[PROBLEM DESCRIPTION] Filter the data for lines with the word "Мегионнефтегаз", then copy every line so identified.

Stored records
+ + +

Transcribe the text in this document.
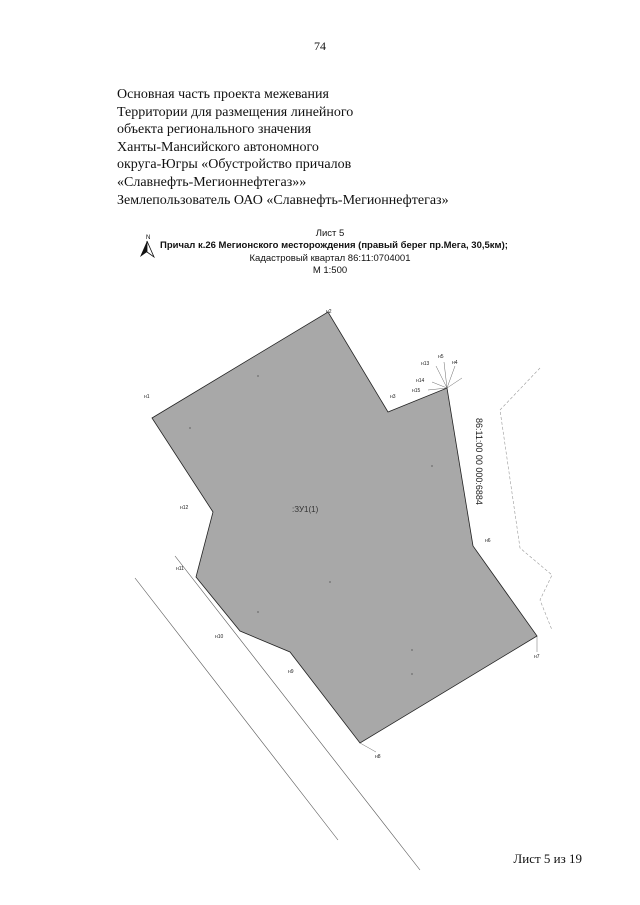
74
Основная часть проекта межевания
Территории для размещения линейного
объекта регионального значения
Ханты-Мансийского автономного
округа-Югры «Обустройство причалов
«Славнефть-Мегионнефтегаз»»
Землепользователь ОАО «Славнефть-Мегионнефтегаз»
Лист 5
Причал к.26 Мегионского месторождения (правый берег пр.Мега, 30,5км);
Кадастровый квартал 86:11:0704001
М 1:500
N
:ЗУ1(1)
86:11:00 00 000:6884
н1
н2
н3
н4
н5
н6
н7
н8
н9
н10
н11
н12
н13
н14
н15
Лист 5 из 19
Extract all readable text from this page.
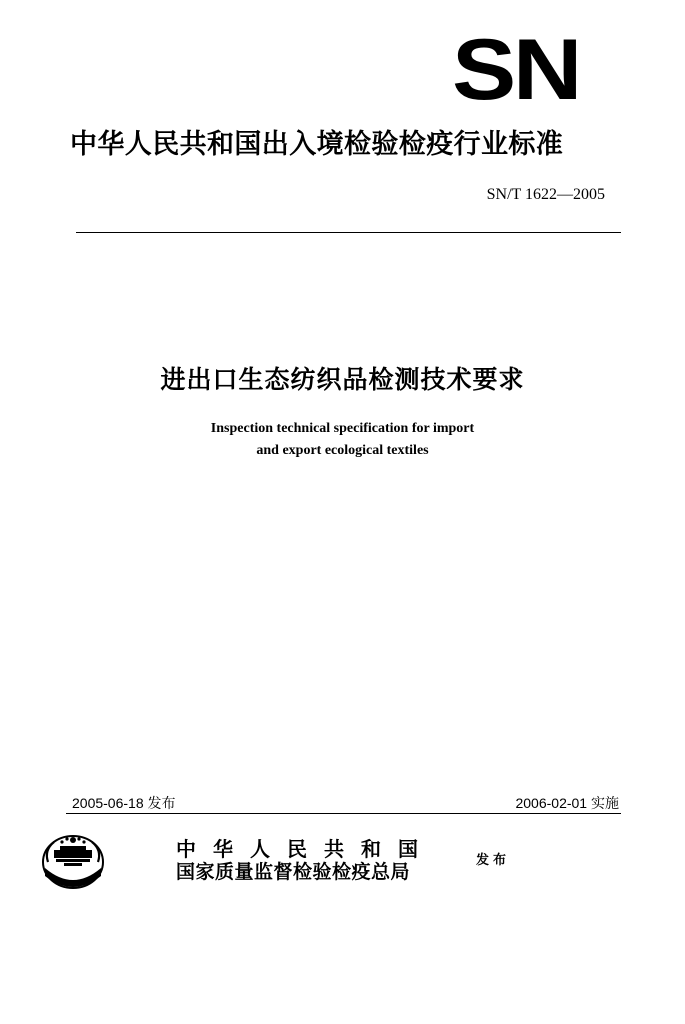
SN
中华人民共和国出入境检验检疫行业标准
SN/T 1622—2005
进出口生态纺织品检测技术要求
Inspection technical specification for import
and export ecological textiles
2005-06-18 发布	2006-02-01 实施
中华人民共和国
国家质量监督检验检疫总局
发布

+ + +

[TASK OUTPUT]
«Славнефть-Мегионнефтегаз»»
Землепользователь ОАО «Славнефть-Мегионнефтегаз»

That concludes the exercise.